-------- PROVIDED INFORMATION --------

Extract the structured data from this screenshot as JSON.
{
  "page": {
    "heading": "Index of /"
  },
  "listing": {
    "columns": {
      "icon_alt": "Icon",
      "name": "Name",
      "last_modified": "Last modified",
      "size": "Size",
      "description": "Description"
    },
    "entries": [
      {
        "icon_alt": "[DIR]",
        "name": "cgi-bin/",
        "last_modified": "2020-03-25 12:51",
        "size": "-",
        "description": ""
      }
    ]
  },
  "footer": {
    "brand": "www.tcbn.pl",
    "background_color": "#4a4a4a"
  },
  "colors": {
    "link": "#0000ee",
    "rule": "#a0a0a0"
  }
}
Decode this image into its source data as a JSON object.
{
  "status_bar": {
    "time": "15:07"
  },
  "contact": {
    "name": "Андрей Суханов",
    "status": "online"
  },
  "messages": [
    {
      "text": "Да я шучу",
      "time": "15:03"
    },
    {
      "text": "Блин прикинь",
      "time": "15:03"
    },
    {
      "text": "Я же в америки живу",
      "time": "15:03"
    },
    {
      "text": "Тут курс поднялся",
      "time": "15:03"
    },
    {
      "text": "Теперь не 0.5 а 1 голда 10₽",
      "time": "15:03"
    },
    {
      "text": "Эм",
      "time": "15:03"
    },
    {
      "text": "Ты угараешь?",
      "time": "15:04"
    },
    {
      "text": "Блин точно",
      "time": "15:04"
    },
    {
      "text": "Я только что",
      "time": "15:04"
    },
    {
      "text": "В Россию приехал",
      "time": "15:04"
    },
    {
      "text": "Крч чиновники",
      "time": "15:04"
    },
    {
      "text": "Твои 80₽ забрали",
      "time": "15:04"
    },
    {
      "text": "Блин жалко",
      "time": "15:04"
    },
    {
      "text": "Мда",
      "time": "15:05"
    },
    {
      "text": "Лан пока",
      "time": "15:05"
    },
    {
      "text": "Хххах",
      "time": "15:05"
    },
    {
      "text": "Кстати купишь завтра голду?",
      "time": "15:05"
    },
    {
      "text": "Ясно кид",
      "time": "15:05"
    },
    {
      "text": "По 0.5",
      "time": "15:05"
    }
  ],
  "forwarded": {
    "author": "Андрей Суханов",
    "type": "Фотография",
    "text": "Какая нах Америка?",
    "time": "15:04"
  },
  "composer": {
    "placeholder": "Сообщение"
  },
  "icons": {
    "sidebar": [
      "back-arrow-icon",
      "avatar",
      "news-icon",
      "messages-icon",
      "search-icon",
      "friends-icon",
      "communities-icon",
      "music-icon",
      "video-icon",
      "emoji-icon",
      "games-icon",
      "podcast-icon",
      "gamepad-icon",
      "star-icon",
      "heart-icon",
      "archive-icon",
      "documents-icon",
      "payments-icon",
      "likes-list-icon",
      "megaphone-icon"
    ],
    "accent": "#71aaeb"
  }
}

--------

▶ [EXERCISE GOAL]:
Note each line of the entries that has "data" in it, and copy those lines.

▶ [SOLUTION TO THE PROBLEM]:
Extract the structured data from this screenshot as JSON.
Decode this image into its source data as a JSON object.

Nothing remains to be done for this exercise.